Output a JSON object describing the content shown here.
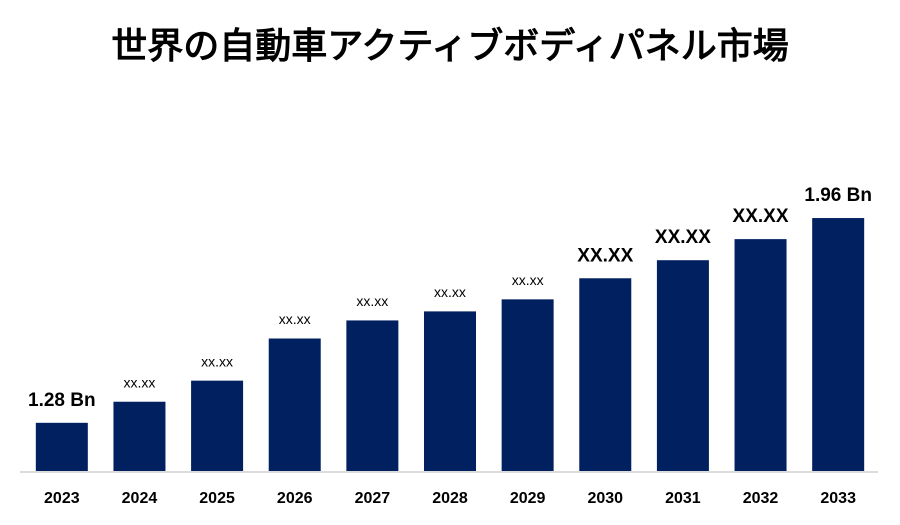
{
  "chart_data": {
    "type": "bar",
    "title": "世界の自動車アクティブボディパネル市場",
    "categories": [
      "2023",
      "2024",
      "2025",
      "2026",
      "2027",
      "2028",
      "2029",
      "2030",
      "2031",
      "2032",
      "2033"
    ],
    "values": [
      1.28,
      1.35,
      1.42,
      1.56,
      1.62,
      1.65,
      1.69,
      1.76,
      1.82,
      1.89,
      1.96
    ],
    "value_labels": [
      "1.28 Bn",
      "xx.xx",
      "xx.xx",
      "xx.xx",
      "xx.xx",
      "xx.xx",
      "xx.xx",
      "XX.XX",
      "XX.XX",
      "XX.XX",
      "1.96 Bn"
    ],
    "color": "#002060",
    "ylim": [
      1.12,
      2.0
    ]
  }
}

★ ★ ★ ★

EXERCISE TASK>
Your copy should hold every record word for word and none of the pictures.

ANSWER TO THE EXERCISE>
Output a JSON object describing the content shown here.
{
  "chart_data": {
    "type": "bar",
    "title": "世界の自動車アクティブボディパネル市場",
    "categories": [
      "2023",
      "2024",
      "2025",
      "2026",
      "2027",
      "2028",
      "2029",
      "2030",
      "2031",
      "2032",
      "2033"
    ],
    "values": [
      1.28,
      1.35,
      1.42,
      1.56,
      1.62,
      1.65,
      1.69,
      1.76,
      1.82,
      1.89,
      1.96
    ],
    "value_labels": [
      "1.28 Bn",
      "xx.xx",
      "xx.xx",
      "xx.xx",
      "xx.xx",
      "xx.xx",
      "xx.xx",
      "XX.XX",
      "XX.XX",
      "XX.XX",
      "1.96 Bn"
    ],
    "color": "#002060",
    "ylim": [
      1.12,
      2.0
    ]
  }
}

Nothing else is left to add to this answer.